▸ SHORT EXERCISE
Present every line of the records below as a Markdown table with the columns Row and Line, numbering the rows and skipping blank lines. Leave the pictures out.

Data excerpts
>>>
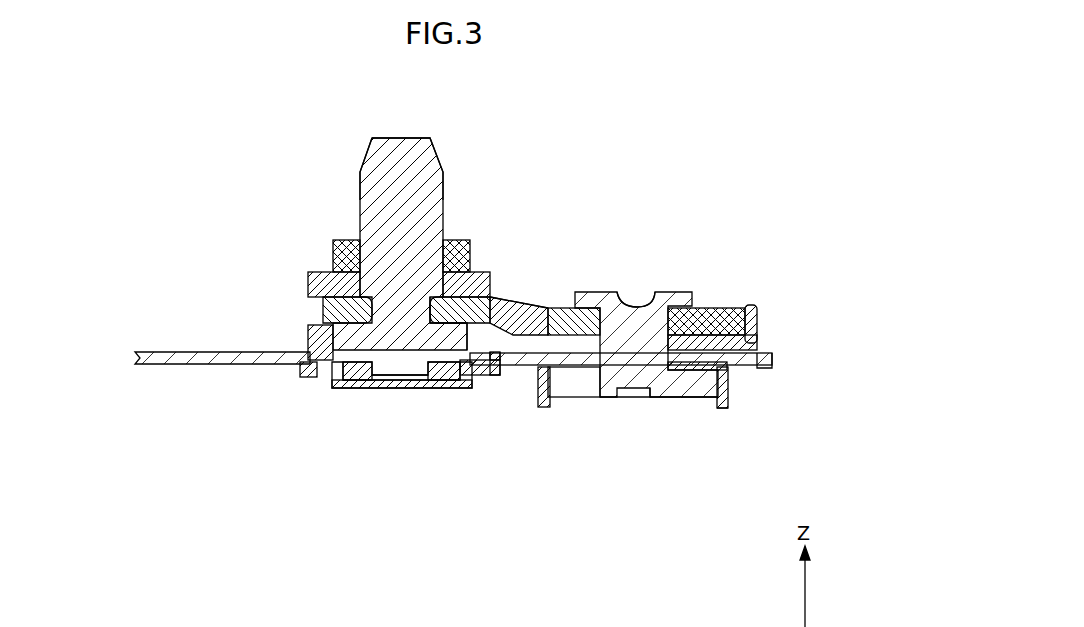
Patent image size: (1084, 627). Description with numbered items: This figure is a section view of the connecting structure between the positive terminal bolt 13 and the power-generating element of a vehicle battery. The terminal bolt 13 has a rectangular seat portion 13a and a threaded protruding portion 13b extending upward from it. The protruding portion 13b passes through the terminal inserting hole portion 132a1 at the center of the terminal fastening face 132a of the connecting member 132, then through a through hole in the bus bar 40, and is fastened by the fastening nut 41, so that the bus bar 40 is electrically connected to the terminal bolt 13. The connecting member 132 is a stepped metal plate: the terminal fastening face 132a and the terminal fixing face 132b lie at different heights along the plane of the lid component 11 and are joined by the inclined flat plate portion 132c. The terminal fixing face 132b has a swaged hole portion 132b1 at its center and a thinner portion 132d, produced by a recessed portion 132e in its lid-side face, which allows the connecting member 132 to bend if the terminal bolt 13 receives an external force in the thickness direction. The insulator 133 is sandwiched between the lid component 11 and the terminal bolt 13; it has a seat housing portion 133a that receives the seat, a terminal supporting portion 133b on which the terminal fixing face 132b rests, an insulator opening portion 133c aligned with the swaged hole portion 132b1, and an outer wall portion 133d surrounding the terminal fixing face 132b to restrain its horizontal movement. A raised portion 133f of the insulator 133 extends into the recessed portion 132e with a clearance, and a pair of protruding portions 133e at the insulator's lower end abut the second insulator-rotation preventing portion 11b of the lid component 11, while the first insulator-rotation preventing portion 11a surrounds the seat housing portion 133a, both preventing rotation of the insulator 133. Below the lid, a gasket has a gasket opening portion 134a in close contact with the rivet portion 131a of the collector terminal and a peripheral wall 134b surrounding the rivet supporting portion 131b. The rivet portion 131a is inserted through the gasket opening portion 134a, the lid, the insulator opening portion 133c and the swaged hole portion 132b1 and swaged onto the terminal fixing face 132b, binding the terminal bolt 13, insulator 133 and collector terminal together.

The lid component 11 is at (190, 366).
The first insulator-rotation preventing portion 11a is at (345, 366).
The second insulator-rotation preventing portion 11b is at (407, 385).
The terminal bolt (positive electrode) 13 is at (462, 212).
The seat portion 13a is at (490, 300).
The protruding portion 13b is at (418, 218).
The bus bar 40 is at (308, 283).
The fastening nut 41 is at (333, 243).
The rivet portion 131a is at (633, 360).
The rivet supporting portion 131b is at (672, 393).
The connecting member (positive electrode) 132 is at (558, 300).
The terminal fastening face 132a is at (323, 313).
The terminal inserting hole portion 132a1 is at (305, 356).
The terminal fixing face 132b is at (757, 340).
The swaged hole portion 132b1 is at (628, 300).
The inclined flat plate portion 132c is at (525, 300).
The thinner portion 132d is at (545, 302).
The recessed portion 132e is at (550, 397).
The insulator 133 is at (770, 328).
The seat housing portion 133a is at (307, 337).
The terminal supporting portion 133b is at (722, 308).
The insulator opening portion 133c is at (732, 362).
The outer wall portion 133d is at (757, 320).
The protruding portions 133e is at (362, 372).
The raised portion 133f is at (510, 380).
The gasket opening portion 134a is at (727, 395).
The peripheral wall 134b is at (730, 405).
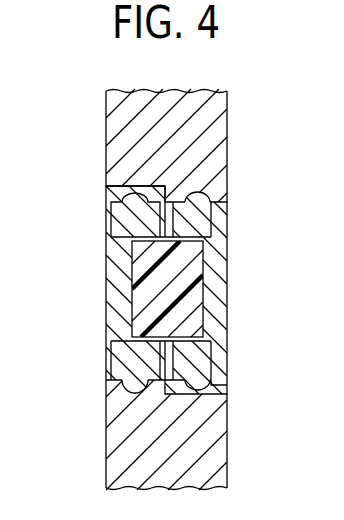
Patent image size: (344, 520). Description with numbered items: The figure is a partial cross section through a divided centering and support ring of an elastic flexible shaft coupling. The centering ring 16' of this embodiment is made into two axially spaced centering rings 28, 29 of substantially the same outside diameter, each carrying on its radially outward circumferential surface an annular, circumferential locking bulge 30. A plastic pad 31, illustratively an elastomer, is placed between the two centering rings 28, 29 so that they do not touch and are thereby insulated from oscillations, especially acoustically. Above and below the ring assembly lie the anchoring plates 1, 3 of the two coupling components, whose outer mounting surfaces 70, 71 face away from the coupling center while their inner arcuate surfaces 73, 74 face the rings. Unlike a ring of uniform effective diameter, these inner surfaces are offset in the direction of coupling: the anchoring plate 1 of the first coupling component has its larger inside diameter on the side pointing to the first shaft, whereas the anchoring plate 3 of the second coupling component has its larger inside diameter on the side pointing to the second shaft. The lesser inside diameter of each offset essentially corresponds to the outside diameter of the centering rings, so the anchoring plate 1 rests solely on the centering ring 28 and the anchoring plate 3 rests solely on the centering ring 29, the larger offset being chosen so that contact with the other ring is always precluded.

The anchoring plate 1 is at (208, 138).
The anchoring plate 3 is at (217, 453).
The centering ring 16' is at (175, 313).
The centering ring 28 is at (213, 347).
The centering ring 29 is at (112, 220).
The locking bulges 30 is at (204, 193).
The plastic pad 31 is at (143, 290).
The outer mounting surface 70 is at (228, 418).
The outer mounting surface 71 is at (106, 447).
The inner arcuate surface 73 is at (108, 193).
The inner arcuate surface 74 is at (226, 385).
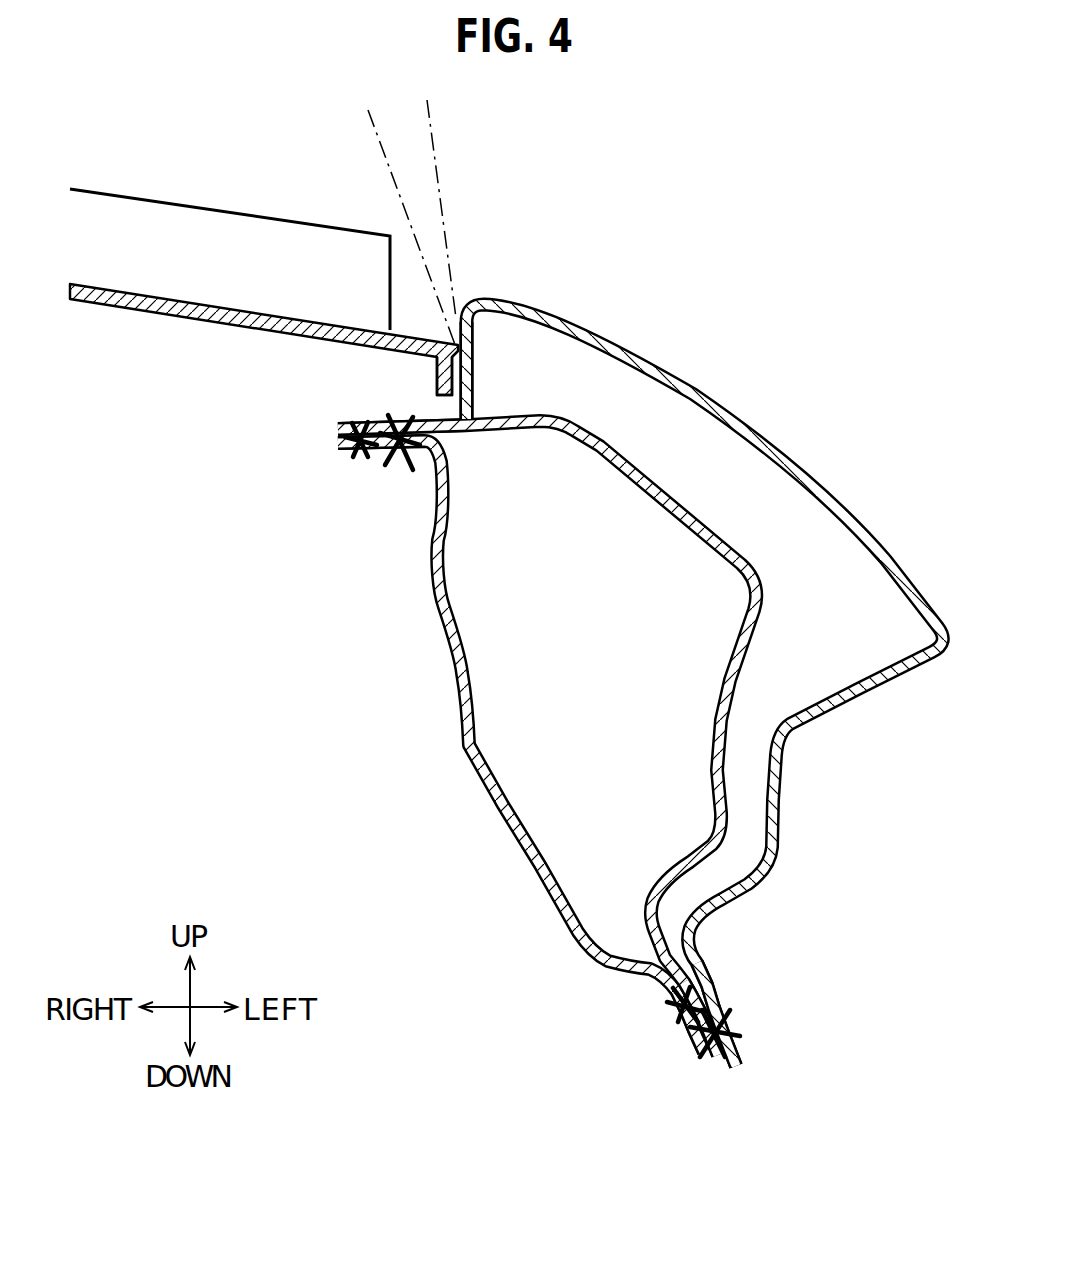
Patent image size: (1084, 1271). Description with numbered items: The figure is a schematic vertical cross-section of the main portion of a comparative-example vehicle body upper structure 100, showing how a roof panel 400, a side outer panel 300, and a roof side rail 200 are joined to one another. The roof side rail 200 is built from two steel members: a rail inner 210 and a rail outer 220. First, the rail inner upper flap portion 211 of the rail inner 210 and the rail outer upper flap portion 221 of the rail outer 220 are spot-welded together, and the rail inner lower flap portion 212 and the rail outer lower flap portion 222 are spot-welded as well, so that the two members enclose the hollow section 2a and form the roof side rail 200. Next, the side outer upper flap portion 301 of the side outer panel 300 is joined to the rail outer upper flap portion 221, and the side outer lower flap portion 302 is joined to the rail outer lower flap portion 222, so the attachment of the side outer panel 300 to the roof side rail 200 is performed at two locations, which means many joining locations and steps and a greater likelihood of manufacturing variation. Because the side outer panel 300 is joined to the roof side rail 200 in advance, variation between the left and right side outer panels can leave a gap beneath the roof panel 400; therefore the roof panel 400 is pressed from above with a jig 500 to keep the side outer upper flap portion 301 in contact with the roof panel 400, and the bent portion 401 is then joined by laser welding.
<<<
▸ EXERCISE ANSWER
| Row | Line |
|---|---|
| 1 | Patent image size: (1084, 627). Description with numbered items: This figure is a section view of the connecting structure between the positive terminal bolt 13 and the power-generating element of a vehicle battery. The terminal bolt 13 has a rectangular seat portion 13a and a threaded protruding portion 13b extending upward from it. The protruding portion 13b passes through the terminal inserting hole portion 132a1 at the center of the terminal fastening face 132a of the connecting member 132, then through a through hole in the bus bar 40, and is fastened by the fastening nut 41, so that the bus bar 40 is electrically connected to the terminal bolt 13. The connecting member 132 is a stepped metal plate: the terminal fastening face 132a and the terminal fixing face 132b lie at different heights along the plane of the lid component 11 and are joined by the inclined flat plate portion 132c. The terminal fixing face 132b has a swaged hole portion 132b1 at its center and a thinner portion 132d, produced by a recessed portion 132e in its lid-side face, which allows the connecting member 132 to bend if the terminal bolt 13 receives an external force in the thickness direction. The insulator 133 is sandwiched between the lid component 11 and the terminal bolt 13; it has a seat housing portion 133a that receives the seat, a terminal supporting portion 133b on which the terminal fixing face 132b rests, an insulator opening portion 133c aligned with the swaged hole portion 132b1, and an outer wall portion 133d surrounding the terminal fixing face 132b to restrain its horizontal movement. A raised portion 133f of the insulator 133 extends into the recessed portion 132e with a clearance, and a pair of protruding portions 133e at the insulator's lower end abut the second insulator-rotation preventing portion 11b of the lid component 11, while the first insulator-rotation preventing portion 11a surrounds the seat housing portion 133a, both preventing rotation of the insulator 133. Below the lid, a gasket has a gasket opening portion 134a in close contact with the rivet portion 131a of the collector terminal and a peripheral wall 134b surrounding the rivet supporting portion 131b. The rivet portion 131a is inserted through the gasket opening portion 134a, the lid, the insulator opening portion 133c and the swaged hole portion 132b1 and swaged onto the terminal fixing face 132b, binding the terminal bolt 13, insulator 133 and collector terminal together. |
| 2 | The lid component 11 is at (190, 366). |
| 3 | The first insulator-rotation preventing portion 11a is at (345, 366). |
| 4 | The second insulator-rotation preventing portion 11b is at (407, 385). |
| 5 | The terminal bolt (positive electrode) 13 is at (462, 212). |
| 6 | The seat portion 13a is at (490, 300). |
| 7 | The protruding portion 13b is at (418, 218). |
| 8 | The bus bar 40 is at (308, 283). |
| 9 | The fastening nut 41 is at (333, 243). |
| 10 | The rivet portion 131a is at (633, 360). |
| 11 | The rivet supporting portion 131b is at (672, 393). |
| 12 | The connecting member (positive electrode) 132 is at (558, 300). |
| 13 | The terminal fastening face 132a is at (323, 313). |
| 14 | The terminal inserting hole portion 132a1 is at (305, 356). |
| 15 | The terminal fixing face 132b is at (757, 340). |
| 16 | The swaged hole portion 132b1 is at (628, 300). |
| 17 | The inclined flat plate portion 132c is at (525, 300). |
| 18 | The thinner portion 132d is at (545, 302). |
| 19 | The recessed portion 132e is at (550, 397). |
| 20 | The insulator 133 is at (770, 328). |
| 21 | The seat housing portion 133a is at (307, 337). |
| 22 | The terminal supporting portion 133b is at (722, 308). |
| 23 | The insulator opening portion 133c is at (732, 362). |
| 24 | The outer wall portion 133d is at (757, 320). |
| 25 | The protruding portions 133e is at (362, 372). |
| 26 | The raised portion 133f is at (510, 380). |
| 27 | The gasket opening portion 134a is at (727, 395). |
| 28 | The peripheral wall 134b is at (730, 405). |
| 29 | Patent image size: (344, 520). Description with numbered items: The figure is a partial cross section through a divided centering and support ring of an elastic flexible shaft coupling. The centering ring 16' of this embodiment is made into two axially spaced centering rings 28, 29 of substantially the same outside diameter, each carrying on its radially outward circumferential surface an annular, circumferential locking bulge 30. A plastic pad 31, illustratively an elastomer, is placed between the two centering rings 28, 29 so that they do not touch and are thereby insulated from oscillations, especially acoustically. Above and below the ring assembly lie the anchoring plates 1, 3 of the two coupling components, whose outer mounting surfaces 70, 71 face away from the coupling center while their inner arcuate surfaces 73, 74 face the rings. Unlike a ring of uniform effective diameter, these inner surfaces are offset in the direction of coupling: the anchoring plate 1 of the first coupling component has its larger inside diameter on the side pointing to the first shaft, whereas the anchoring plate 3 of the second coupling component has its larger inside diameter on the side pointing to the second shaft. The lesser inside diameter of each offset essentially corresponds to the outside diameter of the centering rings, so the anchoring plate 1 rests solely on the centering ring 28 and the anchoring plate 3 rests solely on the centering ring 29, the larger offset being chosen so that contact with the other ring is always precluded. |
| 30 | The anchoring plate 1 is at (208, 138). |
| 31 | The anchoring plate 3 is at (217, 453). |
| 32 | The centering ring 16' is at (175, 313). |
| 33 | The centering ring 28 is at (213, 347). |
| 34 | The centering ring 29 is at (112, 220). |
| 35 | The locking bulges 30 is at (204, 193). |
| 36 | The plastic pad 31 is at (143, 290). |
| 37 | The outer mounting surface 70 is at (228, 418). |
| 38 | The outer mounting surface 71 is at (106, 447). |
| 39 | The inner arcuate surface 73 is at (108, 193). |
| 40 | The inner arcuate surface 74 is at (226, 385). |
| 41 | Patent image size: (1084, 1271). Description with numbered items: The figure is a schematic vertical cross-section of the main portion of a comparative-example vehicle body upper structure 100, showing how a roof panel 400, a side outer panel 300, and a roof side rail 200 are joined to one another. The roof side rail 200 is built from two steel members: a rail inner 210 and a rail outer 220. First, the rail inner upper flap portion 211 of the rail inner 210 and the rail outer upper flap portion 221 of the rail outer 220 are spot-welded together, and the rail inner lower flap portion 212 and the rail outer lower flap portion 222 are spot-welded as well, so that the two members enclose the hollow section 2a and form the roof side rail 200. Next, the side outer upper flap portion 301 of the side outer panel 300 is joined to the rail outer upper flap portion 221, and the side outer lower flap portion 302 is joined to the rail outer lower flap portion 222, so the attachment of the side outer panel 300 to the roof side rail 200 is performed at two locations, which means many joining locations and steps and a greater likelihood of manufacturing variation. Because the side outer panel 300 is joined to the roof side rail 200 in advance, variation between the left and right side outer panels can leave a gap beneath the roof panel 400; therefore the roof panel 400 is pressed from above with a jig 500 to keep the side outer upper flap portion 301 in contact with the roof panel 400, and the bent portion 401 is then joined by laser welding. |